Copy each line of the data below exactly, leaving out pictures.

· · · · ·

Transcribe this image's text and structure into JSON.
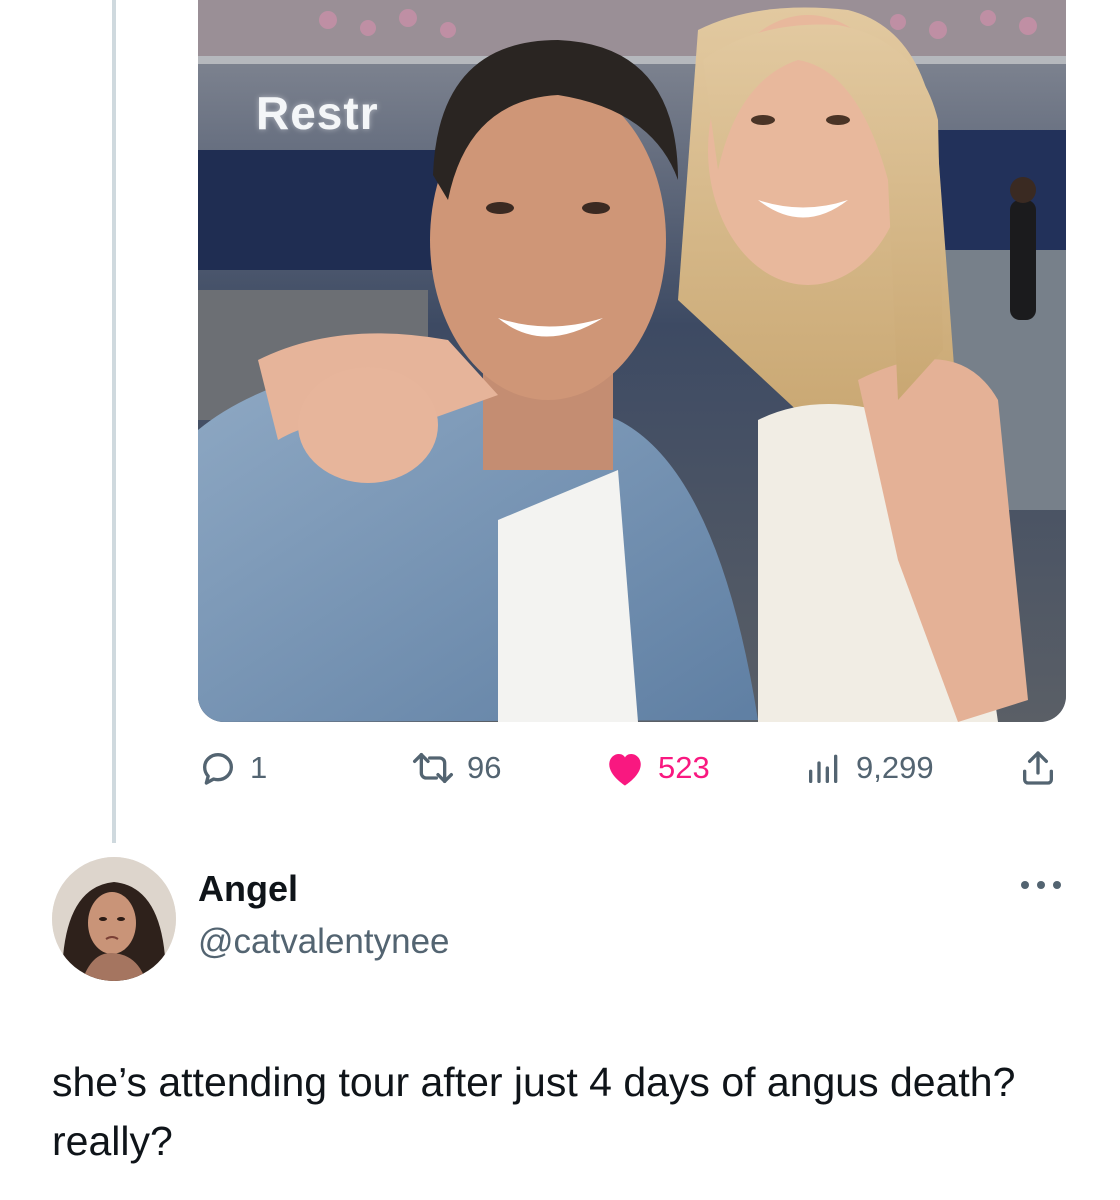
{
  "tweet_media": {
    "sign_text": "Restr"
  },
  "actions": {
    "reply_count": "1",
    "retweet_count": "96",
    "like_count": "523",
    "view_count": "9,299"
  },
  "reply": {
    "display_name": "Angel",
    "handle": "@catvalentynee",
    "text": "she’s attending tour after just 4 days of angus death? really?"
  },
  "colors": {
    "icon_gray": "#536471",
    "like_pink": "#f91880",
    "thread_line": "#cfd9de",
    "text_primary": "#0f1419"
  },
  "icons": [
    "reply-icon",
    "retweet-icon",
    "heart-icon",
    "views-icon",
    "share-icon",
    "more-icon"
  ]
}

· · · · ·

- RESPONSE TO THIS TASK -
Transcribe this image's text and structure into JSON.
{
  "tweet_media": {
    "sign_text": "Restr"
  },
  "actions": {
    "reply_count": "1",
    "retweet_count": "96",
    "like_count": "523",
    "view_count": "9,299"
  },
  "reply": {
    "display_name": "Angel",
    "handle": "@catvalentynee",
    "text": "she’s attending tour after just 4 days of angus death? really?"
  },
  "colors": {
    "icon_gray": "#536471",
    "like_pink": "#f91880",
    "thread_line": "#cfd9de",
    "text_primary": "#0f1419"
  },
  "icons": [
    "reply-icon",
    "retweet-icon",
    "heart-icon",
    "views-icon",
    "share-icon",
    "more-icon"
  ]
}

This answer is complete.